Search the material and gather each line with "Oprah" in it.

(begin)

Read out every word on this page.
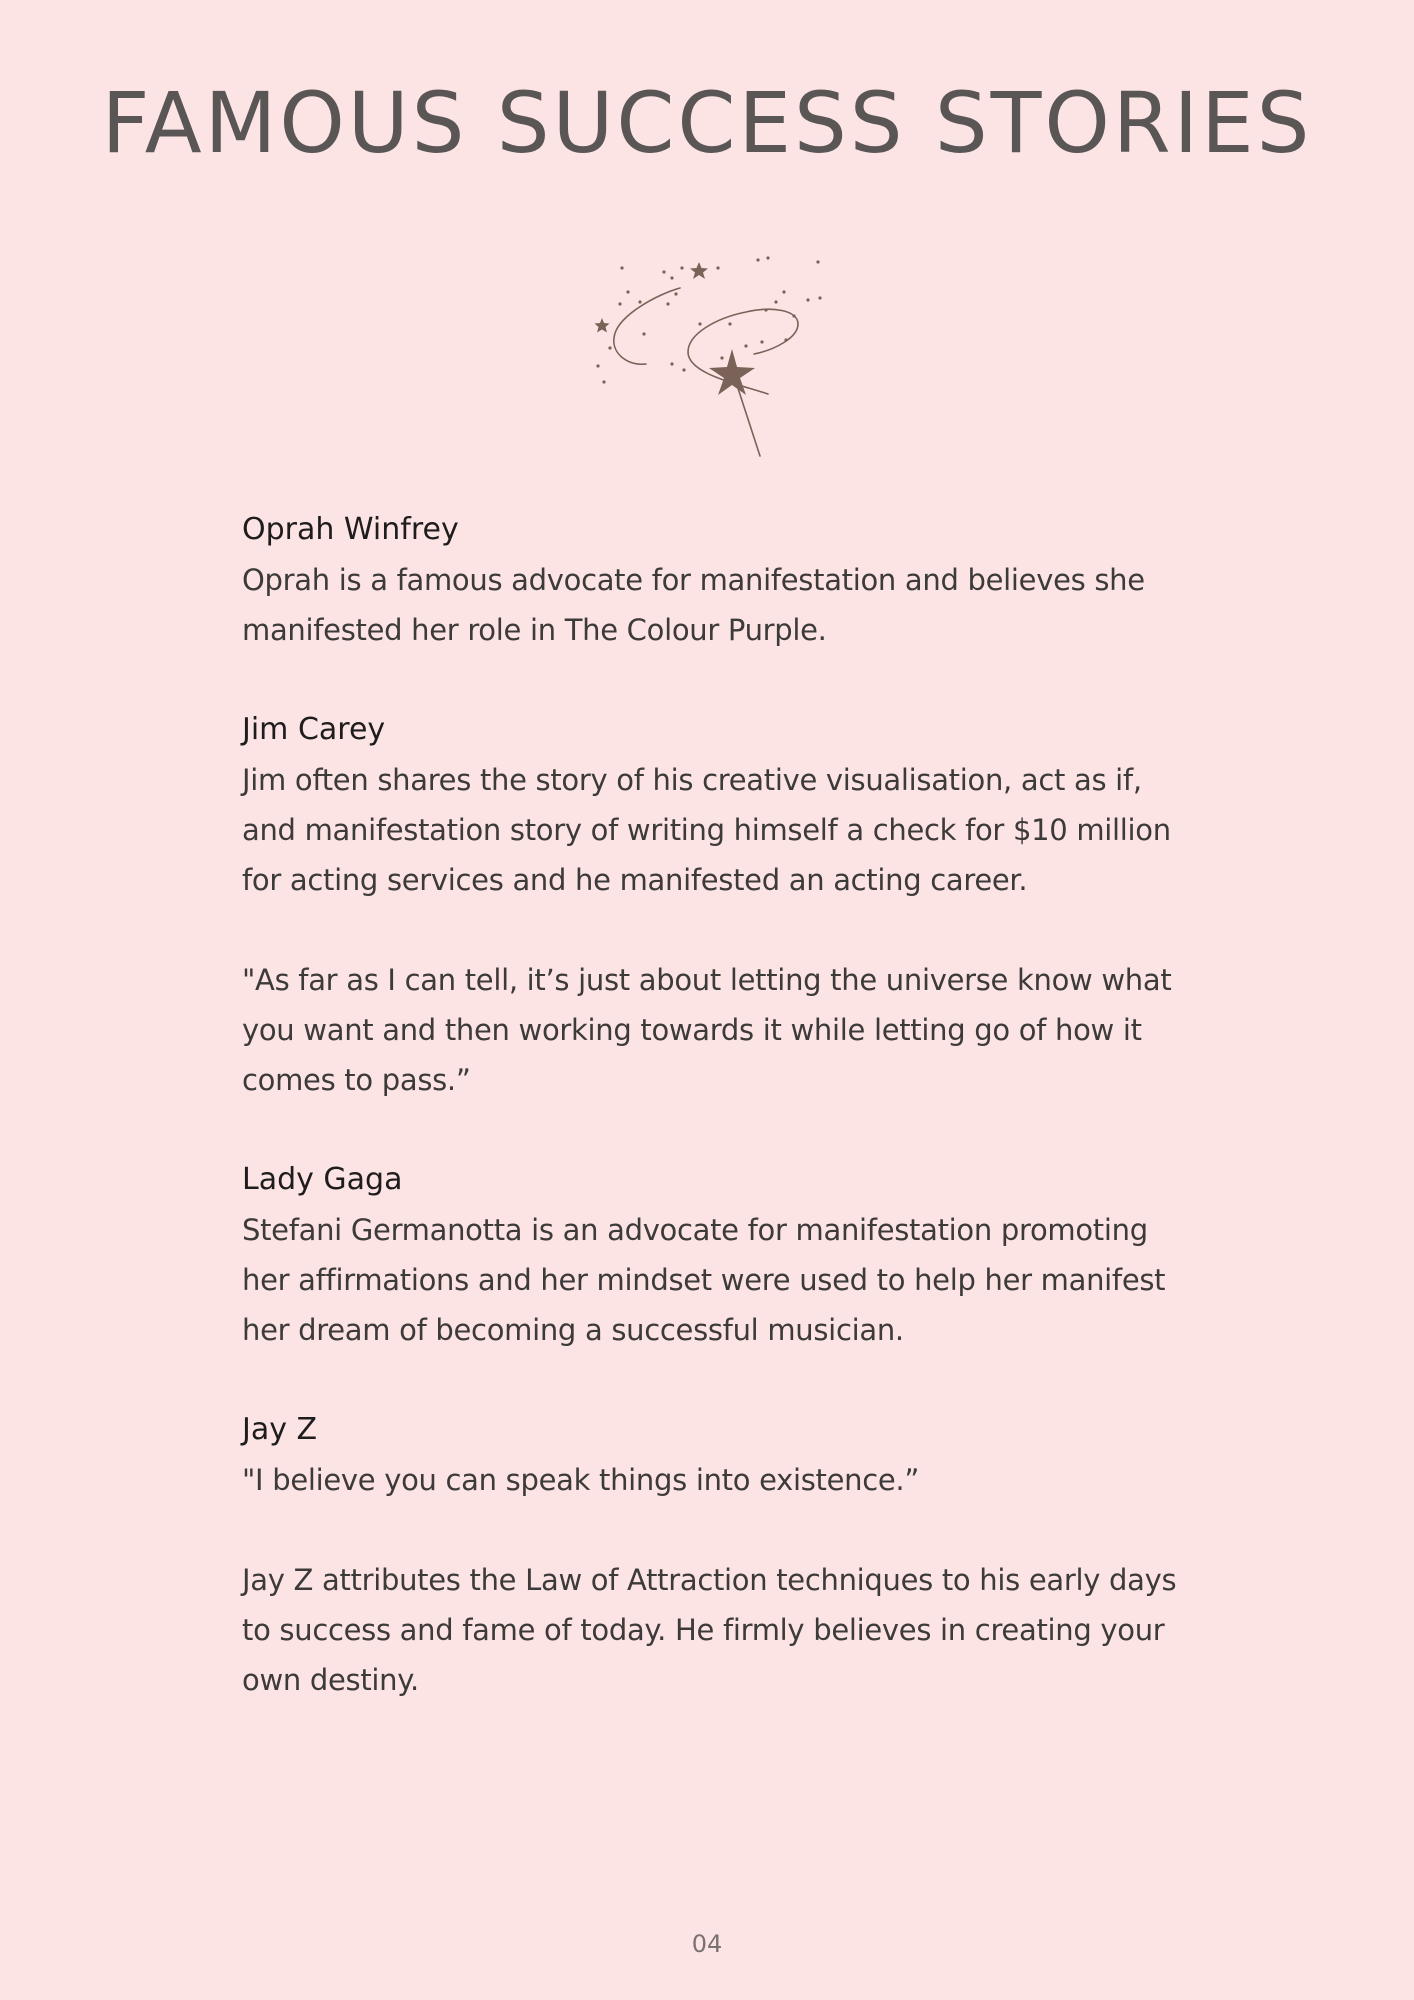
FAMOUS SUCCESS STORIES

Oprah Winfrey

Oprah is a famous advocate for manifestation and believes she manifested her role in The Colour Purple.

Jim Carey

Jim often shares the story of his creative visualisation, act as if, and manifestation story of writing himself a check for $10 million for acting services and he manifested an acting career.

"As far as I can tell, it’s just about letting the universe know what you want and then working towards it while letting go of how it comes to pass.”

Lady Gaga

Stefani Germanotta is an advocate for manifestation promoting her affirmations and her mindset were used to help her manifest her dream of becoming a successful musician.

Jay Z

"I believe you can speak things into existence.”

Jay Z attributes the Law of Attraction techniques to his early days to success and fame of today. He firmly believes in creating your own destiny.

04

(end)
(begin)

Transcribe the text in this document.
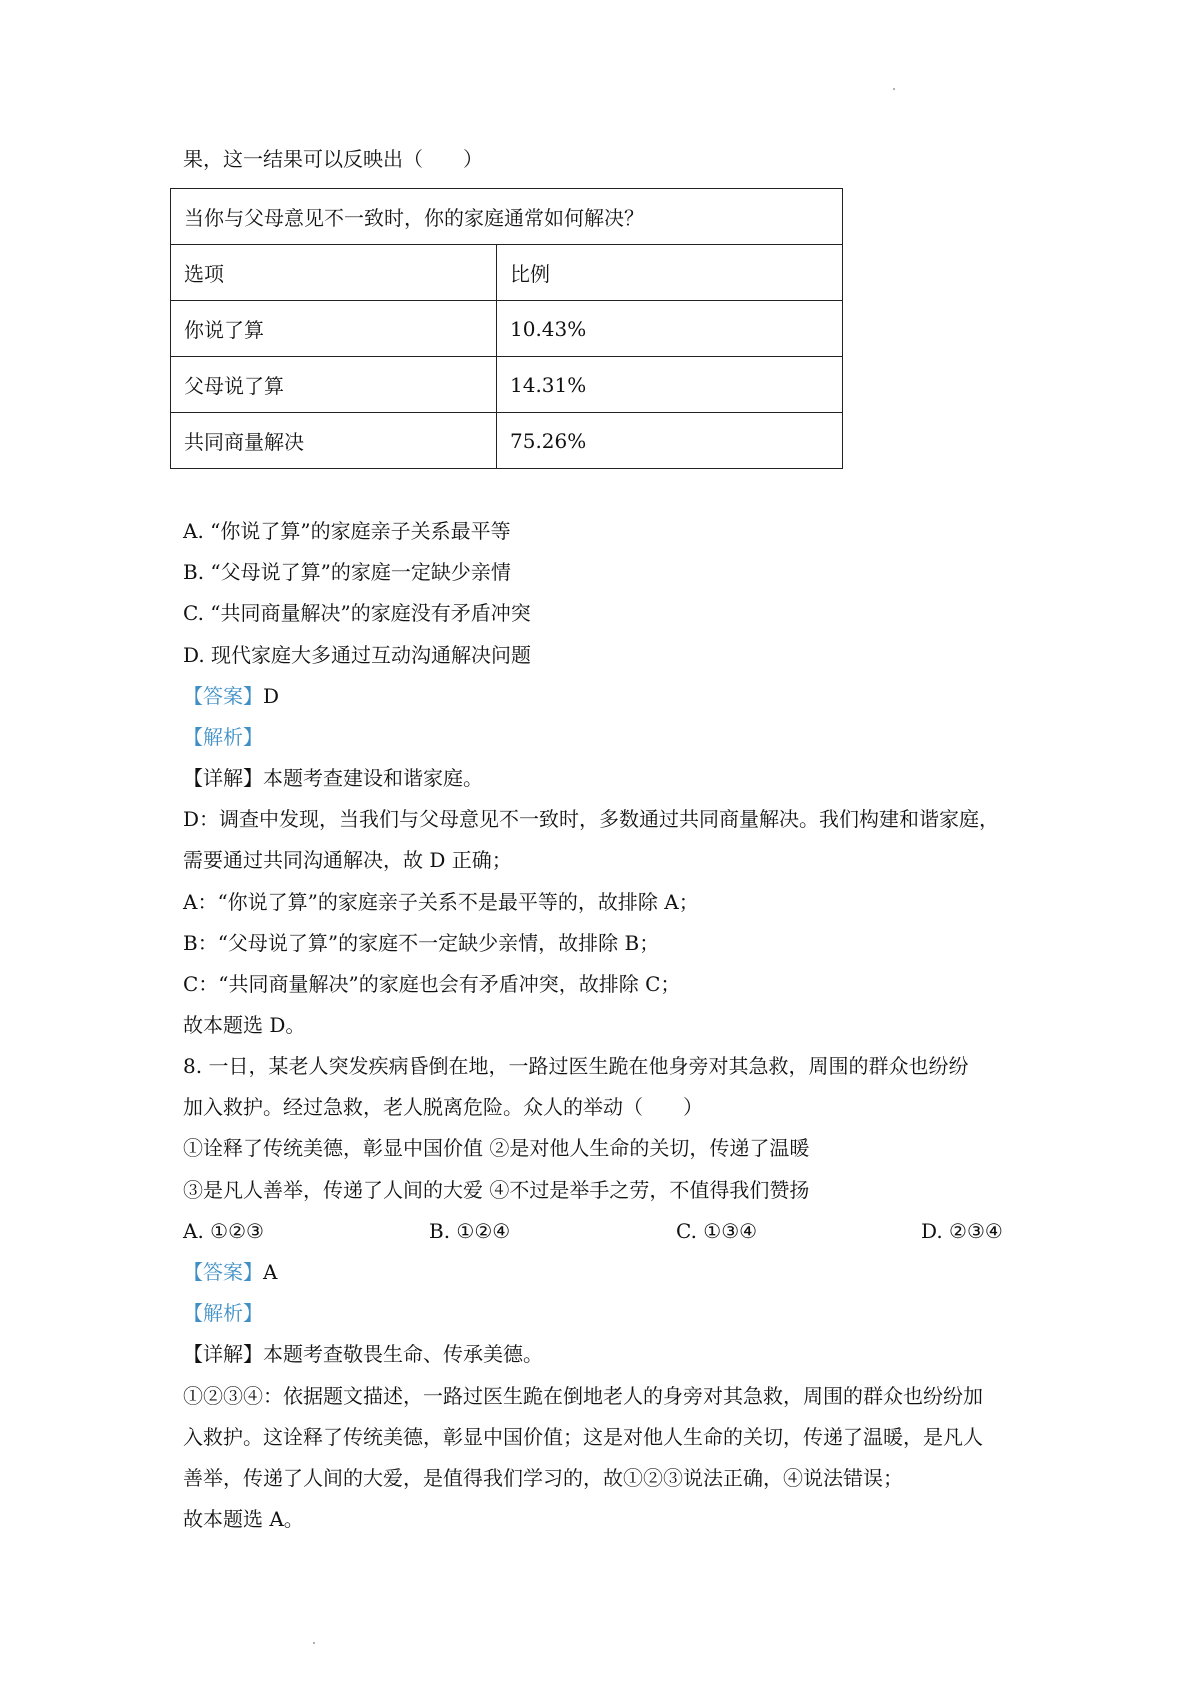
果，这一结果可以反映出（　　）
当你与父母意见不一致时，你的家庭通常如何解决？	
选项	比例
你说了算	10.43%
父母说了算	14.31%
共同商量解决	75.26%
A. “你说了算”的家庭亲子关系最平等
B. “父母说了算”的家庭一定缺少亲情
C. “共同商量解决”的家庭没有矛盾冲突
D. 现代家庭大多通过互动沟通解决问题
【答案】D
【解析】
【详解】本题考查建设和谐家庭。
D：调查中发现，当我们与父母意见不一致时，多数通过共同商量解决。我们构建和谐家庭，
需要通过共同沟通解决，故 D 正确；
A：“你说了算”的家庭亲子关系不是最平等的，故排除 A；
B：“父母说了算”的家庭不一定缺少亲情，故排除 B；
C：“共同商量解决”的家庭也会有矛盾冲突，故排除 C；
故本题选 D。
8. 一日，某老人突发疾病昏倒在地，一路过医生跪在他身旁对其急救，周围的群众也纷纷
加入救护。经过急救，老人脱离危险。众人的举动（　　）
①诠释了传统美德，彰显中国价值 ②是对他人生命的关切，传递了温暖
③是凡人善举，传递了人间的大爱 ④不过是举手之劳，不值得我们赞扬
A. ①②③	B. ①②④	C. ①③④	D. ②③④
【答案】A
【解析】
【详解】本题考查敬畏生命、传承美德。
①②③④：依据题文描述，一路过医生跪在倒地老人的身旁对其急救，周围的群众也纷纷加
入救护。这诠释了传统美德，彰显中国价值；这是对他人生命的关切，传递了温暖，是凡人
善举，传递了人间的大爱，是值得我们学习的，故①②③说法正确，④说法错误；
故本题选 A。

(end)

## The completed task
Oprah Winfrey
Oprah is a famous advocate for manifestation and believes she manifested her role in The Colour Purple.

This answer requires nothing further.